Do this => Your task is to copy every line of the records below that contains "desk".

(Saved data entries)
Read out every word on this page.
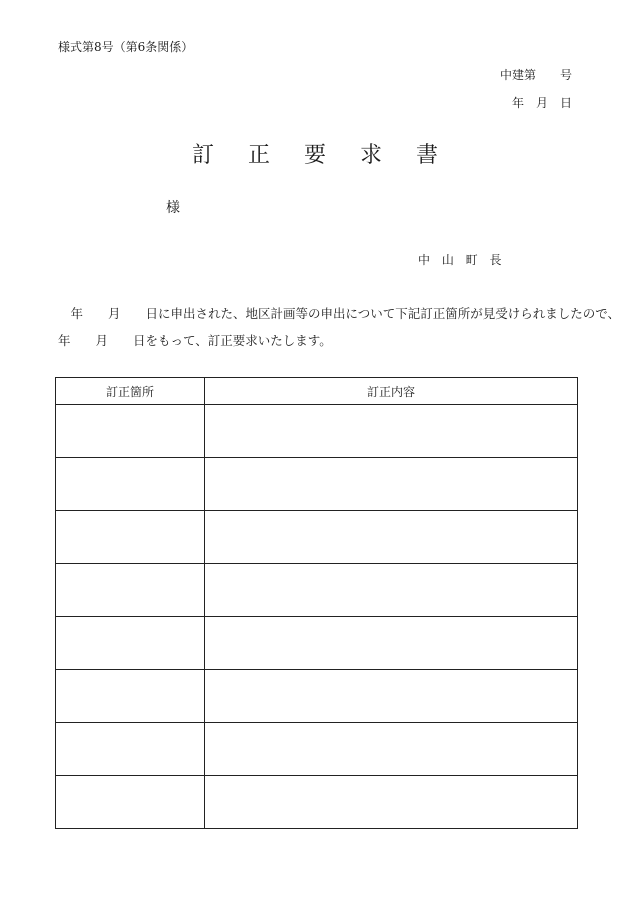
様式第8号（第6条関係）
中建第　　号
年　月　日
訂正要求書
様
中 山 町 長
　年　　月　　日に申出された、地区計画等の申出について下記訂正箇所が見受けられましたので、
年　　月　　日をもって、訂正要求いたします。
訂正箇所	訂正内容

--

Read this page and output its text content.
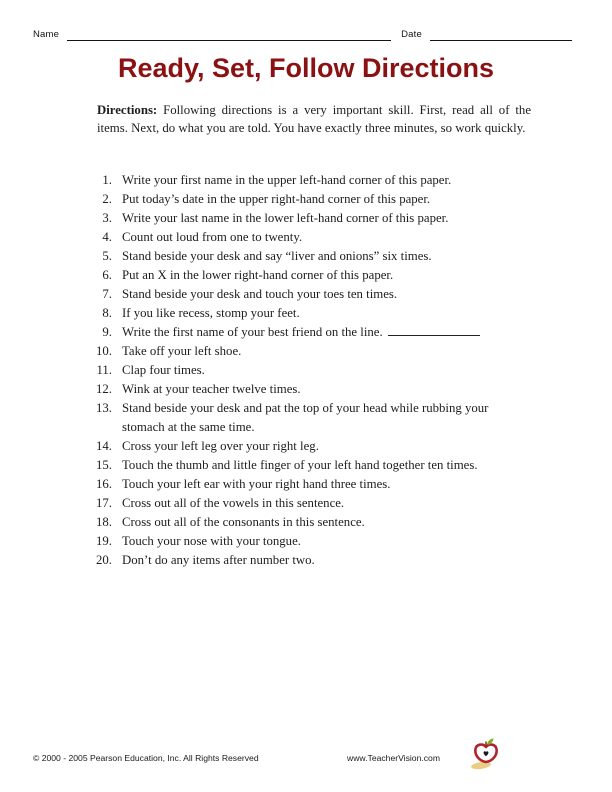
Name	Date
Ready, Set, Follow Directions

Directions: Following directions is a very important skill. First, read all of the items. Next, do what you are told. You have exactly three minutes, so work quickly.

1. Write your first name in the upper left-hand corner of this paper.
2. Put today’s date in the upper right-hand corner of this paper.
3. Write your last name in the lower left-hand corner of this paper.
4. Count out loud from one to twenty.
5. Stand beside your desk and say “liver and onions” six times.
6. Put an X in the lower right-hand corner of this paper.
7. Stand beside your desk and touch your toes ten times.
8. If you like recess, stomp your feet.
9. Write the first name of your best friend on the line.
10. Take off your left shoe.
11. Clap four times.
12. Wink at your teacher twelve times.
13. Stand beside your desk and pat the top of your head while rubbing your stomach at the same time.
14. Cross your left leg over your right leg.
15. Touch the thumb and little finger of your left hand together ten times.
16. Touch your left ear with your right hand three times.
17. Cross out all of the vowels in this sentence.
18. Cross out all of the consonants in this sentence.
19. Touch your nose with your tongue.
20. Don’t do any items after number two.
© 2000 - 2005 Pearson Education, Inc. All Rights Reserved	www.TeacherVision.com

---

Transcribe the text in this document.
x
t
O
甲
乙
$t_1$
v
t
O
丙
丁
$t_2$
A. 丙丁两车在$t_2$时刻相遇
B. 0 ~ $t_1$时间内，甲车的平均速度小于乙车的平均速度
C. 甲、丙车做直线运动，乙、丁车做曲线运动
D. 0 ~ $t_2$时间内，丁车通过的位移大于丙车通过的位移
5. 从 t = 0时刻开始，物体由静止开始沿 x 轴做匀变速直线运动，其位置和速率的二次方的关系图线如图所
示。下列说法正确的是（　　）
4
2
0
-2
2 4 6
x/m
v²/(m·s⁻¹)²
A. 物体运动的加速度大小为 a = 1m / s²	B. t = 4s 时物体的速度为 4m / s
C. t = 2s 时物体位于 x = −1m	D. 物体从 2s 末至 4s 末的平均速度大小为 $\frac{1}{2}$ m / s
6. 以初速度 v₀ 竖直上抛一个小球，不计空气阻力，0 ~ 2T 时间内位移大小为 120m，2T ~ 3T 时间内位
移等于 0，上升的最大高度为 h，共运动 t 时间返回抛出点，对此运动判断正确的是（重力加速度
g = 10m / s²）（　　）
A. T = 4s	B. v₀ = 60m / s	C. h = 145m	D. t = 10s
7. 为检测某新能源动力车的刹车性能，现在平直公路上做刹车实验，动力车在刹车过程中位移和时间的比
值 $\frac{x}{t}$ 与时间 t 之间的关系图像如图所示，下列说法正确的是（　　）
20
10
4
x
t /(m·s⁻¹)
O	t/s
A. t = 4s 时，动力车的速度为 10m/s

The result =>
5. Stand beside your desk and say “liver and onions” six times.
7. Stand beside your desk and touch your toes ten times.
13. Stand beside your desk and pat the top of your head while rubbing your stomach at the same time.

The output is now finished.